**Short task:** Switch every "Power User" to "Super User" and write out the lines of the items again with nothing else changed, leaving out the picture.

— START OF Raw data —

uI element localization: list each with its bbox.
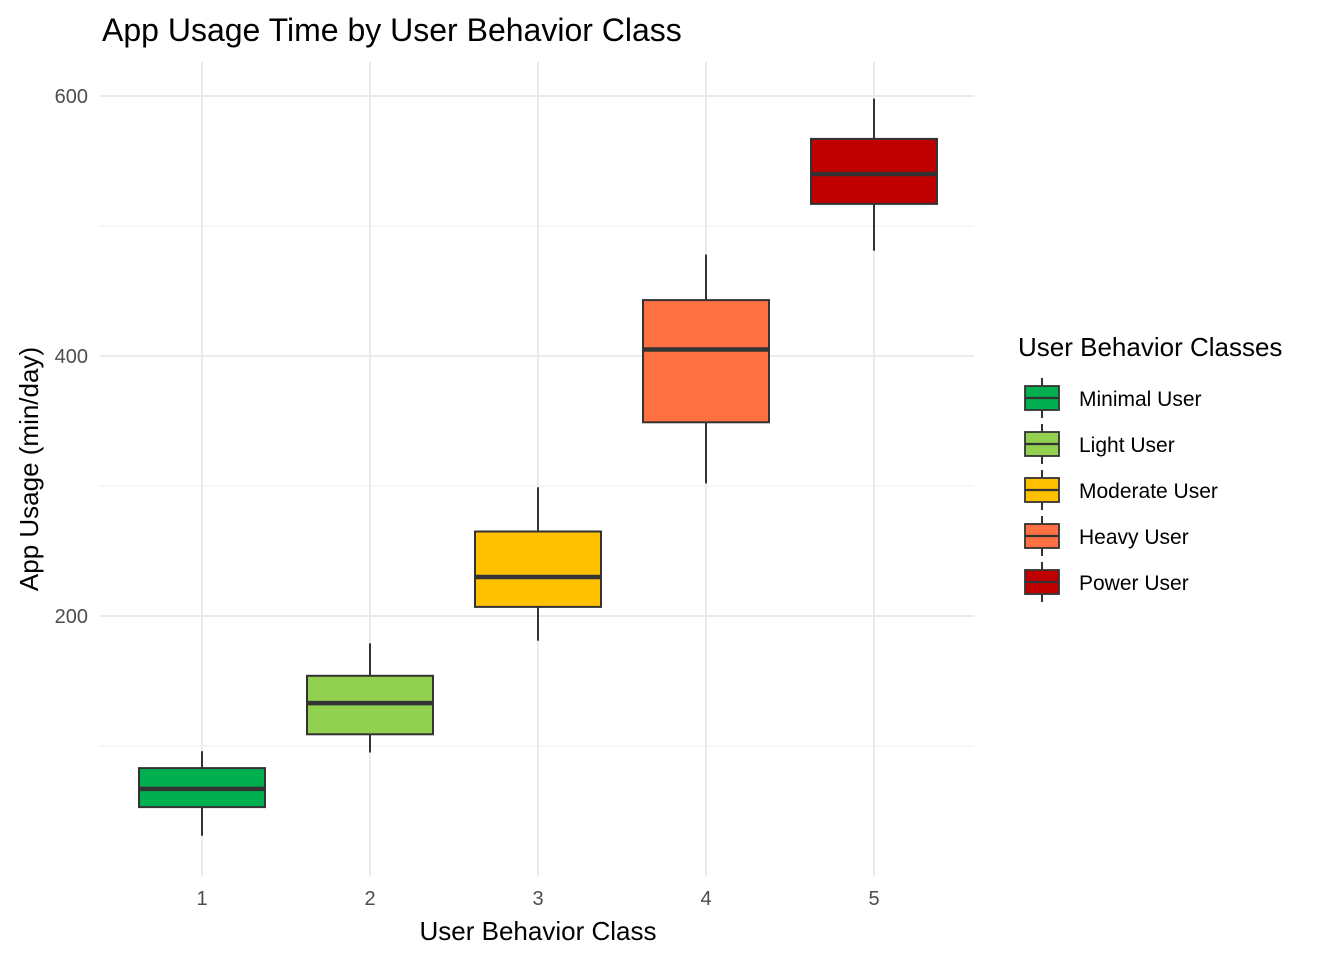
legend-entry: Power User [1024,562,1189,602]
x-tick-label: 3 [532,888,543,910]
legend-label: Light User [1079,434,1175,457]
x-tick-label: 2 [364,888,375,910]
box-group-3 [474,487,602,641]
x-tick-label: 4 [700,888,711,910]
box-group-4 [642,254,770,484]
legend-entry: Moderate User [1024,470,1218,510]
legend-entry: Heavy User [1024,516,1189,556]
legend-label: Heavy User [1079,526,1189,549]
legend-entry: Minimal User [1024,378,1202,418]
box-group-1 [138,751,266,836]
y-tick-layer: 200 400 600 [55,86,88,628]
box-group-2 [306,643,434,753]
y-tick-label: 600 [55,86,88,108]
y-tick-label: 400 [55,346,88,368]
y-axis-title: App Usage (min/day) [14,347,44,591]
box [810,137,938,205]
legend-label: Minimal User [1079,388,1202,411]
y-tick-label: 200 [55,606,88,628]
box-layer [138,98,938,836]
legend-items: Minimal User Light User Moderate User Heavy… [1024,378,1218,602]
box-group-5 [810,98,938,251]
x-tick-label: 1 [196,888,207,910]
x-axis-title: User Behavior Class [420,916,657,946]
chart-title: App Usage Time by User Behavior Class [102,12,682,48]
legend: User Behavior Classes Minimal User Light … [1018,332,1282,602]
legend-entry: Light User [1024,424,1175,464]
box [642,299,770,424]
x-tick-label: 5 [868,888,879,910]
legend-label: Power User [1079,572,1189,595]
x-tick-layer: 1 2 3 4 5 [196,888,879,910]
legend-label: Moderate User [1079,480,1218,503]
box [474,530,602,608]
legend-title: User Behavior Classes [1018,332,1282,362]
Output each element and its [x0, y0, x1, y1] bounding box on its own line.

— END OF Raw data —

**Task answer:**
uI element localization: list each with its bbox.
legend-entry: Super User [1024,562,1189,602]
x-tick-label: 3 [532,888,543,910]
legend-label: Light User [1079,434,1175,457]
x-tick-label: 2 [364,888,375,910]
box-group-3 [474,487,602,641]
x-tick-label: 4 [700,888,711,910]
box-group-4 [642,254,770,484]
legend-entry: Moderate User [1024,470,1218,510]
legend-entry: Heavy User [1024,516,1189,556]
legend-label: Heavy User [1079,526,1189,549]
legend-entry: Minimal User [1024,378,1202,418]
box-group-1 [138,751,266,836]
y-tick-layer: 200 400 600 [55,86,88,628]
box-group-2 [306,643,434,753]
y-tick-label: 600 [55,86,88,108]
y-tick-label: 400 [55,346,88,368]
y-axis-title: App Usage (min/day) [14,347,44,591]
box [810,137,938,205]
legend-label: Minimal User [1079,388,1202,411]
y-tick-label: 200 [55,606,88,628]
box-layer [138,98,938,836]
legend-items: Minimal User Light User Moderate User Heavy… [1024,378,1218,602]
box-group-5 [810,98,938,251]
x-tick-label: 1 [196,888,207,910]
x-axis-title: User Behavior Class [420,916,657,946]
chart-title: App Usage Time by User Behavior Class [102,12,682,48]
legend: User Behavior Classes Minimal User Light … [1018,332,1282,602]
legend-entry: Light User [1024,424,1175,464]
box [642,299,770,424]
x-tick-label: 5 [868,888,879,910]
legend-label: Super User [1079,572,1189,595]
x-tick-layer: 1 2 3 4 5 [196,888,879,910]
legend-label: Moderate User [1079,480,1218,503]
box [474,530,602,608]
legend-title: User Behavior Classes [1018,332,1282,362]
Output each element and its [x0, y0, x1, y1] bounding box on its own line.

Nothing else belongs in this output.